> _STATED GOAL 1_: Copy the listing verbatim, starting with the line that contains "pawn-glyph: ♟: [746, 428, 1063, 635]" and stopping after the final line of the listing, both included.

— begin SUPPLIED PASSAGE —

17. Iron Maiden, “Alexander the Great”
From: Somewhere in Time (1986)
If the subject wasn’t clear from the title of this Iron Maiden song, the lyrics will certainly help: “Near to the east / In a part of ancient Greece / In an ancient land called Macedonia / Was born a son / To Philip of Macedon / The legend, his name was Alexander.” Naturally the song ends with the death of Alexander, brought on by fever.
18. The Eagles, “Hotel California”
From: Hotel California (1976)
In the 2013 documentary History of the Eagles, Don Henley described “Hotel California” as “a journey from innocence to experience…that’s all.” But there sure is a whole lot that happens in between those two things. A person, tired from driving through the desert alone, finds themselves trapped in a labyrinth of strange characters, pink champagne on ice and no way out.
19. Heart, “All I Wanna Do Is Make Love to You”
From: Brigade (1990)
Heart frankly wasn’t thrilled to be recording “All I Wanna Do Is Make Love to You.” “Actually we had sworn off it because it kind of stood for everything we wanted to get away from,” Ann Wilson noted in the liner notes to The Road Home. Written original for Don Henley by Robert John “Mutt” Lange, some of the words needed to be adjusted for a female singer, who tells a rather uncomfortable story about getting pregnant by another man since her own partner is infertile.
20. Pearl Jam, “Jeremy”
From: Ten (1991)
Here’s another story about a young kid who grows up to be a mass murderer. It was actually based on two true stories. The first occurred in January 1981 when a 15-year-old boy named Jeremy Wade Delle shot himself in front of his English class in Richardson, Texas. And then there was also a student Eddie Vedder knew himself back in his school days in San Diego, who committed a school shooting.

— end SUPPLIED PASSAGE —

> _STATED GOAL 2_: Continue the countdown of songs and the stories behind them, picking up after its final entry.

— begin SOURCE RECORDS —

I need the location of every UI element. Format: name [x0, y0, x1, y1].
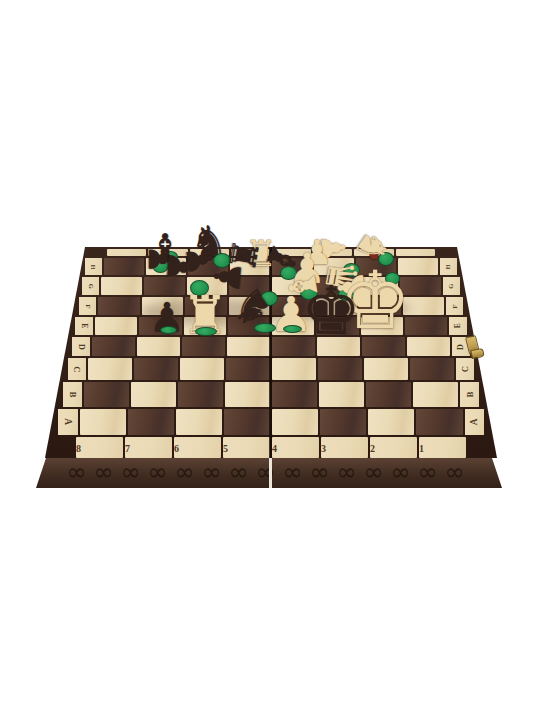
- rank-label-cell: 3: [313, 249, 352, 256]
- rank-label-cell: 5: [223, 437, 270, 458]
- coordinate-label: G: [87, 283, 94, 288]
- product-photo-chess-set: 87654321HHGGFFEEDDCCBBAA87654321 ∞∞∞∞∞∞∞…: [0, 0, 540, 720]
- front-edge-seam: [269, 458, 272, 488]
- board-square: [101, 277, 142, 295]
- board-square: [416, 409, 462, 435]
- board-square: [178, 382, 223, 407]
- board-square: [320, 409, 366, 435]
- board-square: [407, 337, 450, 356]
- chess-board: 87654321HHGGFFEEDDCCBBAA87654321: [33, 247, 509, 458]
- rank-label-cell: 7: [125, 437, 172, 458]
- board-square: [366, 382, 411, 407]
- coordinate-label: A: [469, 419, 479, 426]
- board-square: [104, 258, 144, 275]
- coordinate-label: 3: [321, 443, 326, 454]
- board-square: [128, 409, 174, 435]
- rank-label-cell: 3: [321, 437, 368, 458]
- coordinate-label: E: [80, 323, 88, 328]
- rank-label-cell: 8: [76, 437, 123, 458]
- coordinate-label: H: [445, 264, 451, 269]
- coordinate-label: 4: [272, 443, 277, 454]
- board-square: [272, 317, 314, 335]
- board-square: [361, 317, 403, 335]
- rank-label-cell: 7: [148, 249, 187, 256]
- coordinate-label: E: [454, 323, 462, 328]
- rank-label-cell: 1: [396, 249, 435, 256]
- board-square: [88, 358, 132, 380]
- board-square: [224, 409, 270, 435]
- board-square: [357, 277, 398, 295]
- file-label-right: E: [449, 317, 467, 335]
- board-square: [95, 317, 137, 335]
- rank-label-cell: 6: [190, 249, 229, 256]
- rank-label-cell: 6: [174, 437, 221, 458]
- rank-label-cell: 2: [354, 249, 393, 256]
- file-label-right: G: [443, 277, 460, 295]
- coordinate-label: C: [461, 366, 470, 372]
- board-square: [84, 382, 129, 407]
- board-square: [400, 277, 441, 295]
- file-label-right: H: [440, 258, 457, 275]
- rank-label-cell: 5: [231, 249, 270, 256]
- board-square: [226, 358, 270, 380]
- board-square: [230, 258, 270, 275]
- file-label-right: A: [465, 409, 484, 435]
- board-square: [356, 258, 396, 275]
- file-label-right: B: [460, 382, 479, 407]
- board-square: [80, 409, 126, 435]
- board-square: [188, 258, 228, 275]
- file-label-left: F: [79, 297, 96, 315]
- piece-shadow-right: [280, 296, 410, 320]
- coordinate-label: 1: [419, 443, 424, 454]
- board-square: [187, 277, 228, 295]
- file-label-left: D: [72, 337, 90, 356]
- rank-label-cell: 4: [272, 437, 319, 458]
- coordinate-label: B: [465, 391, 474, 397]
- board-fold-seam: [269, 247, 272, 458]
- board-square: [413, 382, 458, 407]
- file-label-left: B: [63, 382, 82, 407]
- board-square: [146, 258, 186, 275]
- file-label-right: F: [446, 297, 463, 315]
- brass-clasp: [462, 336, 484, 366]
- board-square: [272, 337, 315, 356]
- border-corner: [89, 249, 105, 256]
- border-corner: [54, 437, 74, 458]
- board-square: [272, 382, 317, 407]
- file-label-left: G: [82, 277, 99, 295]
- board-square: [318, 358, 362, 380]
- board-square: [229, 277, 270, 295]
- rank-label-cell: 1: [419, 437, 466, 458]
- board-square: [364, 358, 408, 380]
- board-square: [137, 337, 180, 356]
- file-label-left: H: [85, 258, 102, 275]
- board-square: [405, 317, 447, 335]
- coordinate-label: H: [91, 264, 97, 269]
- board-square: [182, 337, 225, 356]
- coordinate-label: 6: [174, 443, 179, 454]
- board-square: [368, 409, 414, 435]
- rank-label-cell: 8: [107, 249, 146, 256]
- board-square: [410, 358, 454, 380]
- board-square: [314, 258, 354, 275]
- coordinate-label: A: [63, 419, 73, 426]
- coordinate-label: 8: [76, 443, 81, 454]
- coordinate-label: 7: [125, 443, 130, 454]
- board-square: [180, 358, 224, 380]
- coordinate-label: B: [68, 391, 77, 397]
- rank-label-cell: 2: [370, 437, 417, 458]
- coordinate-label: D: [77, 344, 85, 350]
- rank-label-cell: 4: [272, 249, 311, 256]
- board-square: [315, 277, 356, 295]
- coordinate-label: 2: [370, 443, 375, 454]
- board-square: [272, 277, 313, 295]
- board-square: [272, 409, 318, 435]
- piece-shadow-left: [140, 299, 290, 325]
- board-square: [225, 382, 270, 407]
- coordinate-label: G: [448, 283, 455, 288]
- board-square: [134, 358, 178, 380]
- board-square: [272, 258, 312, 275]
- board-square: [317, 337, 360, 356]
- board-square: [92, 337, 135, 356]
- board-square: [319, 382, 364, 407]
- coordinate-label: F: [84, 304, 91, 308]
- file-label-left: A: [58, 409, 77, 435]
- board-square: [98, 297, 140, 315]
- border-corner: [437, 249, 453, 256]
- clasp-hook: [470, 348, 484, 359]
- coordinate-label: C: [73, 366, 82, 372]
- board-square: [362, 337, 405, 356]
- border-corner: [468, 437, 488, 458]
- coordinate-label: F: [451, 304, 458, 308]
- file-label-left: C: [68, 358, 86, 380]
- board-square: [272, 358, 316, 380]
- carved-front-edge: ∞∞∞∞∞∞∞∞∞∞∞∞∞∞∞: [36, 458, 502, 488]
- file-label-left: E: [75, 317, 93, 335]
- board-square: [227, 337, 270, 356]
- board-square: [398, 258, 438, 275]
- board-square: [176, 409, 222, 435]
- board-square: [131, 382, 176, 407]
- board-square: [144, 277, 185, 295]
- coordinate-label: 5: [223, 443, 228, 454]
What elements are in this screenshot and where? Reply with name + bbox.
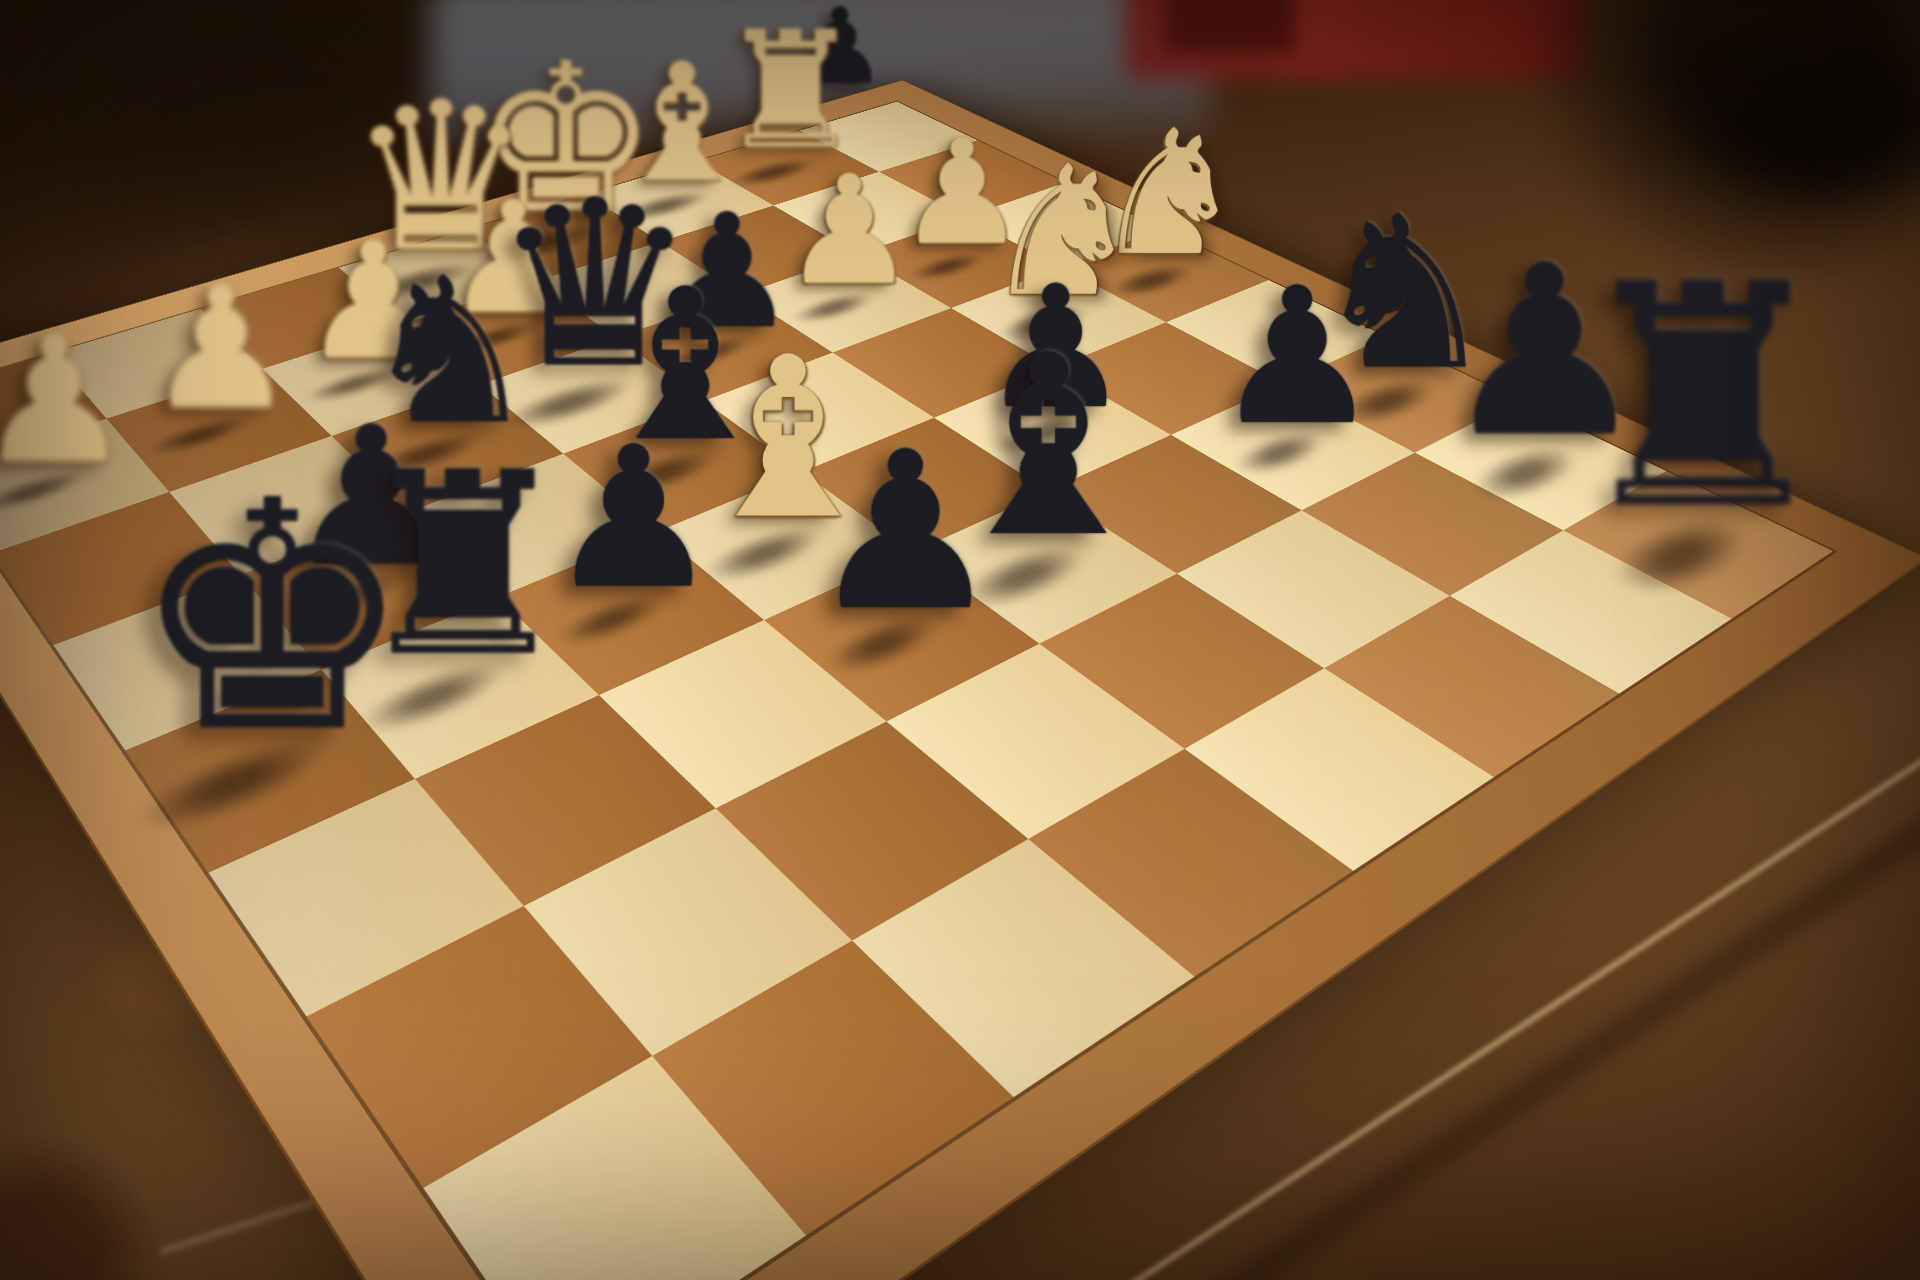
pawn-glyph: ♟: [746, 428, 1063, 635]
board-perspective-wrap: ♛♚♝♜♟♟♟♟♟♟♞♞♝♞♛♟♟♝♚♜♟♟♟♝♟♞♟♜♟: [0, 0, 1920, 1280]
pawn-glyph: ♟: [742, 0, 937, 96]
king-glyph: ♚: [98, 468, 445, 768]
chess-photo-scene: ♛♚♝♜♟♟♟♟♟♟♞♞♝♞♛♟♟♝♚♜♟♟♟♝♟♞♟♜♟: [0, 0, 1920, 1280]
chess-board: ♛♚♝♜♟♟♟♟♟♟♞♞♝♞♛♟♟♝♚♜♟♟♟♝♟♞♟♜♟: [0, 80, 1920, 1280]
rook-glyph: ♜: [1555, 252, 1851, 544]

— end SOURCE RECORDS —

> _RESPONSE 1_:
pawn-glyph: ♟: [746, 428, 1063, 635]
board-perspective-wrap: ♛♚♝♜♟♟♟♟♟♟♞♞♝♞♛♟♟♝♚♜♟♟♟♝♟♞♟♜♟: [0, 0, 1920, 1280]
pawn-glyph: ♟: [742, 0, 937, 96]
king-glyph: ♚: [98, 468, 445, 768]
chess-photo-scene: ♛♚♝♜♟♟♟♟♟♟♞♞♝♞♛♟♟♝♚♜♟♟♟♝♟♞♟♜♟: [0, 0, 1920, 1280]
chess-board: ♛♚♝♜♟♟♟♟♟♟♞♞♝♞♛♟♟♝♚♜♟♟♟♝♟♞♟♜♟: [0, 80, 1920, 1280]
rook-glyph: ♜: [1555, 252, 1851, 544]

> _RESPONSE 2_:
21. Janis Joplin, “Me and Bobby McGee”
From: Pearl (1971)
The titular character in “Me and Bobby McGee,” is based on a real person, a studio secretary named Barbara “Bobbie” McKee that Kris Kristofferson, the song’s writer, misheard. The ensuing events, however, are all made up — the hitchhiking pair make their way through the Deep South and eventually wind up in California.
22. Steve Miller Band, “Take the Money and Run”
From: Fly Like an Eagle (1976)
Crime is an excellent subject for a story song. Take, for example, Steve Miller’s “Fly Like an Eagle,” which involves a Bonnie and Clyde type situation, starring Billy Joe and Bobbie Sue who shoot a man for money and, ultimately, get away with it.
23. Prince, “Raspberry Beret”
From: Around the World in a Day (1985)
Have you ever met someone for the first time and immediately taken notice of a particular item of clothing they’re wearing? That’s essentially the premise of Prince’s “Raspberry Beret,” which the narrator of the song notes his love interest donning. They meet at the five-and-dime and end up lovers.
24. Sting, “I Hung My Head”
From: Mercury Falling (1996)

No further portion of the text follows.